**Exercise prompt:** Among the entries below, count the lines where the string "made" occurs, and give only the number.

=-=-=

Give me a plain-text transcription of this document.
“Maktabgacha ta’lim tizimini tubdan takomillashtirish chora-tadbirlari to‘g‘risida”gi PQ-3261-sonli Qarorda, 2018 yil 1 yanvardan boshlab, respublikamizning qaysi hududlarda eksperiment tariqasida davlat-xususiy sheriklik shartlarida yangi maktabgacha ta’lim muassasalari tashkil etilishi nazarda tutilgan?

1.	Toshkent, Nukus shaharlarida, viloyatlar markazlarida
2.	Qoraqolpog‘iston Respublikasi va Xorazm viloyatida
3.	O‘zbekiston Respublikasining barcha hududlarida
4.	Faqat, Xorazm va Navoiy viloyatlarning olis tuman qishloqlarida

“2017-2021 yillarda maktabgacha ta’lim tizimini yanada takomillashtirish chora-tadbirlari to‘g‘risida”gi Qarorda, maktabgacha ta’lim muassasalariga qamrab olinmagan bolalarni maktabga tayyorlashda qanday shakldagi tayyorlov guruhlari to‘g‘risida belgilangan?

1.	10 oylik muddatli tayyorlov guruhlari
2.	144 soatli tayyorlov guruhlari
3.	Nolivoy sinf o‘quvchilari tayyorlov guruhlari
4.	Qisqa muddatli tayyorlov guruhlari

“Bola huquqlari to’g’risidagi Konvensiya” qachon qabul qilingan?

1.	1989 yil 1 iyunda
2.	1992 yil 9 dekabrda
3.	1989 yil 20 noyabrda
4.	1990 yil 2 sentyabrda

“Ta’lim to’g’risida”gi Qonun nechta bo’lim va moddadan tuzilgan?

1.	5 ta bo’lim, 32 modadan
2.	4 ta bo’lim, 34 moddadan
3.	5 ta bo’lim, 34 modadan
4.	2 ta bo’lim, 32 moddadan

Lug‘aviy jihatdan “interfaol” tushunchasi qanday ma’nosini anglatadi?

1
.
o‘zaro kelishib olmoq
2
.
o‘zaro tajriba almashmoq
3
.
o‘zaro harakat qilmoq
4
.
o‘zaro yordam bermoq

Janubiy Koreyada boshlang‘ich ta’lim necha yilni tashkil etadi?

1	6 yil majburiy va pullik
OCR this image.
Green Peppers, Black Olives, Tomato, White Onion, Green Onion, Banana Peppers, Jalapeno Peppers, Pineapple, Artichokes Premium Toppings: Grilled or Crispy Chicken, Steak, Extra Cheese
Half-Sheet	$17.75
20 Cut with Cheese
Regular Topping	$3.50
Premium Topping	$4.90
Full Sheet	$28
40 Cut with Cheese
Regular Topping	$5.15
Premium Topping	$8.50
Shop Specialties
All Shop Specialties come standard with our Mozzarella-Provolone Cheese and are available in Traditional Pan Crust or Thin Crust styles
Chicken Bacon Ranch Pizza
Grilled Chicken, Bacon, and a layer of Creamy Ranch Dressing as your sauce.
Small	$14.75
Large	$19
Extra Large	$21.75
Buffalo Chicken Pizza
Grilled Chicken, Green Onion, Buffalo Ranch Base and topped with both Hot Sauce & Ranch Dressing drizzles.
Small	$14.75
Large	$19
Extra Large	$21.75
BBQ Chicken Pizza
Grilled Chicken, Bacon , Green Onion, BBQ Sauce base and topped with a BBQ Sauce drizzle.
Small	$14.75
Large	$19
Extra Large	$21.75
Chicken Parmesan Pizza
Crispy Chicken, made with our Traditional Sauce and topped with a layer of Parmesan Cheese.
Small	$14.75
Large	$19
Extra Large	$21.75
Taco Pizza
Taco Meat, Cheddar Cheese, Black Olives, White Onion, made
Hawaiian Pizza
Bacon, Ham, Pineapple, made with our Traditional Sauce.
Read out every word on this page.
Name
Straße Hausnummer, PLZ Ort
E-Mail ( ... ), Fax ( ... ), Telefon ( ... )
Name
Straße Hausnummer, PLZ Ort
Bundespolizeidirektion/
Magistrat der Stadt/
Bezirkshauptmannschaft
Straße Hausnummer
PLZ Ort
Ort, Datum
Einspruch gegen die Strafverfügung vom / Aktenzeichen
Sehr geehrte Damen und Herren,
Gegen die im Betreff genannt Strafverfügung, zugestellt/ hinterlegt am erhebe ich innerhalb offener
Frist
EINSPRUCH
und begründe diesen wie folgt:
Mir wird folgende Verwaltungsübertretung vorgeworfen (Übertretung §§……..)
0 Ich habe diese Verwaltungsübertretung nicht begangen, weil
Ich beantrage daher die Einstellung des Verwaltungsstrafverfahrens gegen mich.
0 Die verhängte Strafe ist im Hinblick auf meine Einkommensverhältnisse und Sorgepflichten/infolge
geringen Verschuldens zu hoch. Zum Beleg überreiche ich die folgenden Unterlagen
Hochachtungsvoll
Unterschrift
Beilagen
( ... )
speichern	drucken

=-=-=

**Task response:** 3